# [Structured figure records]
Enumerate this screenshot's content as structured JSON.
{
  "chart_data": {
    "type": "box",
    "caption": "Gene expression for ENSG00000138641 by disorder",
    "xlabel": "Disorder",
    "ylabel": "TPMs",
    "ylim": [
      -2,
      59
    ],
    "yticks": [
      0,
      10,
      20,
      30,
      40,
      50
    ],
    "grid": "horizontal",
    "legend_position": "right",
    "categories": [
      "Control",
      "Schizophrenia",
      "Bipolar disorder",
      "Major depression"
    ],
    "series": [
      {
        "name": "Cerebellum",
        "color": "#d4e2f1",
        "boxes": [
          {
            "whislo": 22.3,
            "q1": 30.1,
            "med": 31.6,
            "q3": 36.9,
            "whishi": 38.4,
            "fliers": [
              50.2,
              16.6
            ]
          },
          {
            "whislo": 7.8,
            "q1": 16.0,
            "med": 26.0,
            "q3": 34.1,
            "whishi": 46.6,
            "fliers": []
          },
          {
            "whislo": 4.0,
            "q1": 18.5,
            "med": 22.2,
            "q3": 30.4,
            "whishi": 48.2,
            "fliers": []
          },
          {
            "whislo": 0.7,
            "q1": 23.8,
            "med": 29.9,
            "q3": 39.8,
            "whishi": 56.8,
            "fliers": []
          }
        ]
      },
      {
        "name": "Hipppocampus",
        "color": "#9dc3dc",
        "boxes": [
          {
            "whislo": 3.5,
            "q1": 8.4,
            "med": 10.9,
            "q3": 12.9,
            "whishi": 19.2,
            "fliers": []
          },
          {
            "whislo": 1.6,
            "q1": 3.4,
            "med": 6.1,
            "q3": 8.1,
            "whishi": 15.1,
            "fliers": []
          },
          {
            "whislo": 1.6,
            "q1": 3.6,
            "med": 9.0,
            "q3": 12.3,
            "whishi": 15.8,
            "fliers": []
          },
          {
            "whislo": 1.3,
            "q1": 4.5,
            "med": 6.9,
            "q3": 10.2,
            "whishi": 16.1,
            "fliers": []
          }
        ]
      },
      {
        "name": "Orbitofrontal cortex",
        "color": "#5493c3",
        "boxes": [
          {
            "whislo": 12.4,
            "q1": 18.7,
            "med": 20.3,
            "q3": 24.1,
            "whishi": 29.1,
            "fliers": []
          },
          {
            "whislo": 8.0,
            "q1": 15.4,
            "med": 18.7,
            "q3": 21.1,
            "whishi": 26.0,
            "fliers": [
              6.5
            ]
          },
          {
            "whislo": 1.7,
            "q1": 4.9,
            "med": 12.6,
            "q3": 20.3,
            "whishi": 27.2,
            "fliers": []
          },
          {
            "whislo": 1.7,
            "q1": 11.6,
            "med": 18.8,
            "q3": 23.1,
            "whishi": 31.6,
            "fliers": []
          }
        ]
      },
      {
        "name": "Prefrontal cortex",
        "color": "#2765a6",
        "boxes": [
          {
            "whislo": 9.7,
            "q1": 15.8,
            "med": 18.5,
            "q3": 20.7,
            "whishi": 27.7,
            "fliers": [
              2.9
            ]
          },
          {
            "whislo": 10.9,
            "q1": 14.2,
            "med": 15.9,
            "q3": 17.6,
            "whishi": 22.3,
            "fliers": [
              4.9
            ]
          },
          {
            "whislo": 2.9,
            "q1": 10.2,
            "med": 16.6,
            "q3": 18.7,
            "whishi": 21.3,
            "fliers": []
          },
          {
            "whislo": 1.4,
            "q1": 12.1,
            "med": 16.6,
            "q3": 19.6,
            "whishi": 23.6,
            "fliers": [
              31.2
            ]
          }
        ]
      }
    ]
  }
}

# [Task description]
Search the entries for the word "cortex" and gather every line where it appears.

# [Response for this exercise]
        "name": "Orbitofrontal cortex",
        "name": "Prefrontal cortex",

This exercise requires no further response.